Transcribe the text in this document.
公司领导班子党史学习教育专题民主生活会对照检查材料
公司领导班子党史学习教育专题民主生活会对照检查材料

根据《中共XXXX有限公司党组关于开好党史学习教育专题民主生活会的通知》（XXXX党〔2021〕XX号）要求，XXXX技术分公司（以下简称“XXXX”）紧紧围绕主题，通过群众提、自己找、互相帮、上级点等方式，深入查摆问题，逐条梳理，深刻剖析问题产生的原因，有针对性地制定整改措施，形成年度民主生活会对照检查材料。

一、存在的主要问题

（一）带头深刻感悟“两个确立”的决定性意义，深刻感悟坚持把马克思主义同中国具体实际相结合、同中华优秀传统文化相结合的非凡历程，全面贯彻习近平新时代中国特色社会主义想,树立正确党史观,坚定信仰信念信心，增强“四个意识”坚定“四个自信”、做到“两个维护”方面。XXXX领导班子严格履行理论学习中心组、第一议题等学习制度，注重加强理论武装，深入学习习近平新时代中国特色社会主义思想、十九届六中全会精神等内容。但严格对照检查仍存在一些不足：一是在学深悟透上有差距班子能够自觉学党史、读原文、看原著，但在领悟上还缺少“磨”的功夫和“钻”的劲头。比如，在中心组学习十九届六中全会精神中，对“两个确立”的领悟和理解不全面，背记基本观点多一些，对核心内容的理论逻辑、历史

Task to carry out » Output the full listing without altering anything.

Answer below »
Transcribe the text in this document.
公司领导班子党史学习教育专题民主生活会对照检查材料
公司领导班子党史学习教育专题民主生活会对照检查材料

根据《中共XXXX有限公司党组关于开好党史学习教育专题民主生活会的通知》（XXXX党〔2021〕XX号）要求，XXXX技术分公司（以下简称“XXXX”）紧紧围绕主题，通过群众提、自己找、互相帮、上级点等方式，深入查摆问题，逐条梳理，深刻剖析问题产生的原因，有针对性地制定整改措施，形成年度民主生活会对照检查材料。

一、存在的主要问题

（一）带头深刻感悟“两个确立”的决定性意义，深刻感悟坚持把马克思主义同中国具体实际相结合、同中华优秀传统文化相结合的非凡历程，全面贯彻习近平新时代中国特色社会主义想,树立正确党史观,坚定信仰信念信心，增强“四个意识”坚定“四个自信”、做到“两个维护”方面。XXXX领导班子严格履行理论学习中心组、第一议题等学习制度，注重加强理论武装，深入学习习近平新时代中国特色社会主义思想、十九届六中全会精神等内容。但严格对照检查仍存在一些不足：一是在学深悟透上有差距班子能够自觉学党史、读原文、看原著，但在领悟上还缺少“磨”的功夫和“钻”的劲头。比如，在中心组学习十九届六中全会精神中，对“两个确立”的领悟和理解不全面，背记基本观点多一些，对核心内容的理论逻辑、历史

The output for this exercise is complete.